__Exercise description__
Only the run of lines from the one containing "Output a JSON object describing" through the last line should be returned, exactly as written.

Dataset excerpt
--- start ---
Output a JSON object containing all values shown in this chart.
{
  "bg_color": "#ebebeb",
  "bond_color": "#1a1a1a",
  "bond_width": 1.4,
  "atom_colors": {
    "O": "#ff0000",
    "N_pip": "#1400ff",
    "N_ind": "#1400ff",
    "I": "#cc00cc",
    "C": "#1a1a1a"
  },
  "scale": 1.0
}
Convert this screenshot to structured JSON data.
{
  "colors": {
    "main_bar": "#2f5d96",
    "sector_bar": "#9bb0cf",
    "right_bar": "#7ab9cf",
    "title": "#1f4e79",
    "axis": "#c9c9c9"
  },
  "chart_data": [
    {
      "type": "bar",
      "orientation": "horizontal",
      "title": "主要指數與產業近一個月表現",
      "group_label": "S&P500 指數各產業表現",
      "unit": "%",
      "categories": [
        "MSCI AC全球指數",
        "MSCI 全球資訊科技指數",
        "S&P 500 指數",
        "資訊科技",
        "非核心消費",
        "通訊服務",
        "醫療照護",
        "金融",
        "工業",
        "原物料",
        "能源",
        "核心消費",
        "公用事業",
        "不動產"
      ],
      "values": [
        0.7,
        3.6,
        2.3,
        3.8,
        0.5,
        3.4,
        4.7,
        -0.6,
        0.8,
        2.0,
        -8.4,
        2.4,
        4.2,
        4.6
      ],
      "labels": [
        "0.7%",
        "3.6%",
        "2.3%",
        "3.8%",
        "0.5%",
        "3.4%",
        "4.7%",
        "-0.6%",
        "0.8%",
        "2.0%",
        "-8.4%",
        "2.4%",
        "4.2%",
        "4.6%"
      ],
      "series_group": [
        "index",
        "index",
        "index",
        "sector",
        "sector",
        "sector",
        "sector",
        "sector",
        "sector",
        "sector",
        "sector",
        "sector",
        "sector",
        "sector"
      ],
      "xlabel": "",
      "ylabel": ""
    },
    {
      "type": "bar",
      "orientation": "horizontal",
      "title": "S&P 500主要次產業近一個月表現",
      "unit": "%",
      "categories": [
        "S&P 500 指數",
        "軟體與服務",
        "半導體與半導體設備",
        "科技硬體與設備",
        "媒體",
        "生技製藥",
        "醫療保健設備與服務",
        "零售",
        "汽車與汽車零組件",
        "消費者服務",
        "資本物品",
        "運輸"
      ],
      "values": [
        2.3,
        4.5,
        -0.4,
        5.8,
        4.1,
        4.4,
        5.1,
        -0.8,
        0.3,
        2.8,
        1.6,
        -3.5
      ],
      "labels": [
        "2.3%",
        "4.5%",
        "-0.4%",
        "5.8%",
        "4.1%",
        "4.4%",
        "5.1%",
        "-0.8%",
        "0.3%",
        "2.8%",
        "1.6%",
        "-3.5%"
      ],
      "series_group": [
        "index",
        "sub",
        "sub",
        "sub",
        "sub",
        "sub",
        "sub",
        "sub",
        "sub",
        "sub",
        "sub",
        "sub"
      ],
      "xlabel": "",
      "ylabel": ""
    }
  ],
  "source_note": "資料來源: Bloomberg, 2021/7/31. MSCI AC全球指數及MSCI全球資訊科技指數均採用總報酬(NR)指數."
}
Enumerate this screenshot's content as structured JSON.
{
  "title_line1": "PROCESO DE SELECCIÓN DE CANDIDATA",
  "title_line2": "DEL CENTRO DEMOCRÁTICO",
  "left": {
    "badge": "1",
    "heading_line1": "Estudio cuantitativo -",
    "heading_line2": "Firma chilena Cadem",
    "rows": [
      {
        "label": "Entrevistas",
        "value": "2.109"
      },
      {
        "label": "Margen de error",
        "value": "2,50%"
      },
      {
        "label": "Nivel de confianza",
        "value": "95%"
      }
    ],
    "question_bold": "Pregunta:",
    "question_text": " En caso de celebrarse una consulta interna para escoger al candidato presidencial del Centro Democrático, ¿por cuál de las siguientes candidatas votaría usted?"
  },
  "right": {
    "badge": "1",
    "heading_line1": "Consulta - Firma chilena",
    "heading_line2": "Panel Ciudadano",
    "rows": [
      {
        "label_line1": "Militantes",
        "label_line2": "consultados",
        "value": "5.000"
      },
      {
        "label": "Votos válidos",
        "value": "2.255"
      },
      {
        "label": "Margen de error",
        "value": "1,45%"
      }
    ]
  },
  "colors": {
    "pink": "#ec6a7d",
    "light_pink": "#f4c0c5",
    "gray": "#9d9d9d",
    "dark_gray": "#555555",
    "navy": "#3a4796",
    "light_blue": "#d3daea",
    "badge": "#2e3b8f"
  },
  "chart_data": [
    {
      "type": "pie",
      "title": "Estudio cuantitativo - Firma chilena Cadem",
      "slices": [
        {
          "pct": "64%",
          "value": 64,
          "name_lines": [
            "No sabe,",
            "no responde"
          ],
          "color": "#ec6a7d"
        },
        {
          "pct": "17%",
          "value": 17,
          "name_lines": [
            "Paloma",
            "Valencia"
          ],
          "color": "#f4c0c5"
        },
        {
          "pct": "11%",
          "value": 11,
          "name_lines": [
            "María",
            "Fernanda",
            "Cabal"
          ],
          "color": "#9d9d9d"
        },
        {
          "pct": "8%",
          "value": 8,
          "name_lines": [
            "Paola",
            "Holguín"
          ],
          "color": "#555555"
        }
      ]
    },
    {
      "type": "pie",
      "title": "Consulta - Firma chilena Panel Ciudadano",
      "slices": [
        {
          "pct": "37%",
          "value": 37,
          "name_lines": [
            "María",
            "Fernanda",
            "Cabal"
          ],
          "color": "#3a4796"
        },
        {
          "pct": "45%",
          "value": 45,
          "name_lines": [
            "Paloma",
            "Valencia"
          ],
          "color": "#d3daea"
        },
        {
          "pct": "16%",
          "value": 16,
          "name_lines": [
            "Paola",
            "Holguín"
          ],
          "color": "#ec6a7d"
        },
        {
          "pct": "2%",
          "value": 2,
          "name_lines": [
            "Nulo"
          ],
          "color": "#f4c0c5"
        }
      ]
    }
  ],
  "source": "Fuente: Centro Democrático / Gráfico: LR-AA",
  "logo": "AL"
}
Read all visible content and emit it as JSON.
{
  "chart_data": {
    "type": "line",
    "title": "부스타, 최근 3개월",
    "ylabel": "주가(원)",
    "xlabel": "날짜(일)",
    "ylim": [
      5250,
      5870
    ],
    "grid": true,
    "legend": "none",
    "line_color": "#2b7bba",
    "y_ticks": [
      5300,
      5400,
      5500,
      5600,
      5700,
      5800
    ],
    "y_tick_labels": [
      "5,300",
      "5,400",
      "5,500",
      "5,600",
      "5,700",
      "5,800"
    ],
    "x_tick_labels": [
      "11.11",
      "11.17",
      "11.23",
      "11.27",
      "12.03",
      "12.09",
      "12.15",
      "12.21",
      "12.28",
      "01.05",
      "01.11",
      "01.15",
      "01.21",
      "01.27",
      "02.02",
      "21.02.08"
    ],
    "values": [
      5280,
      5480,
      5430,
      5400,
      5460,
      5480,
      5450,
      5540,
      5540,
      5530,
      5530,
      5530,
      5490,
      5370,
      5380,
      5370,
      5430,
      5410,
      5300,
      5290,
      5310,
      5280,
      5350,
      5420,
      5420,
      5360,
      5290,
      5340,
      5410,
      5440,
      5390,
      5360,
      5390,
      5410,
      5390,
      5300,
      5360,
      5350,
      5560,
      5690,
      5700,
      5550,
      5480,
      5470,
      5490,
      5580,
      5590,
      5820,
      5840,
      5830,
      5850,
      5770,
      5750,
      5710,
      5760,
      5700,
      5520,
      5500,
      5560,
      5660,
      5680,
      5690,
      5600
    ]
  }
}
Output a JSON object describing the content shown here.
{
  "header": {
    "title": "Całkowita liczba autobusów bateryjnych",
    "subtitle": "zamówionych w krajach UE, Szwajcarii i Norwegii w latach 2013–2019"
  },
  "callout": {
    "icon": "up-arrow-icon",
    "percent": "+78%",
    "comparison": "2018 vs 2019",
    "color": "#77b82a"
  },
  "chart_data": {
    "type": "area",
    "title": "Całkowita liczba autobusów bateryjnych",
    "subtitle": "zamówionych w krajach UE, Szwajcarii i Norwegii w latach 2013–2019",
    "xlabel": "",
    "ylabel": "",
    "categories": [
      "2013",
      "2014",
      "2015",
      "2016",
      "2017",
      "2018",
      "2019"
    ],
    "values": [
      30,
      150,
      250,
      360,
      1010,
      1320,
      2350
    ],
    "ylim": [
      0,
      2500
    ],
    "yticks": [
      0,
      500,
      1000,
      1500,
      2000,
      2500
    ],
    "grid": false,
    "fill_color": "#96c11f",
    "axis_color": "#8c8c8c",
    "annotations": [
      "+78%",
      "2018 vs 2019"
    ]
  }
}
--- end ---
__Answer to the problem__
Output a JSON object describing the content shown here.
{
  "header": {
    "title": "Całkowita liczba autobusów bateryjnych",
    "subtitle": "zamówionych w krajach UE, Szwajcarii i Norwegii w latach 2013–2019"
  },
  "callout": {
    "icon": "up-arrow-icon",
    "percent": "+78%",
    "comparison": "2018 vs 2019",
    "color": "#77b82a"
  },
  "chart_data": {
    "type": "area",
    "title": "Całkowita liczba autobusów bateryjnych",
    "subtitle": "zamówionych w krajach UE, Szwajcarii i Norwegii w latach 2013–2019",
    "xlabel": "",
    "ylabel": "",
    "categories": [
      "2013",
      "2014",
      "2015",
      "2016",
      "2017",
      "2018",
      "2019"
    ],
    "values": [
      30,
      150,
      250,
      360,
      1010,
      1320,
      2350
    ],
    "ylim": [
      0,
      2500
    ],
    "yticks": [
      0,
      500,
      1000,
      1500,
      2000,
      2500
    ],
    "grid": false,
    "fill_color": "#96c11f",
    "axis_color": "#8c8c8c",
    "annotations": [
      "+78%",
      "2018 vs 2019"
    ]
  }
}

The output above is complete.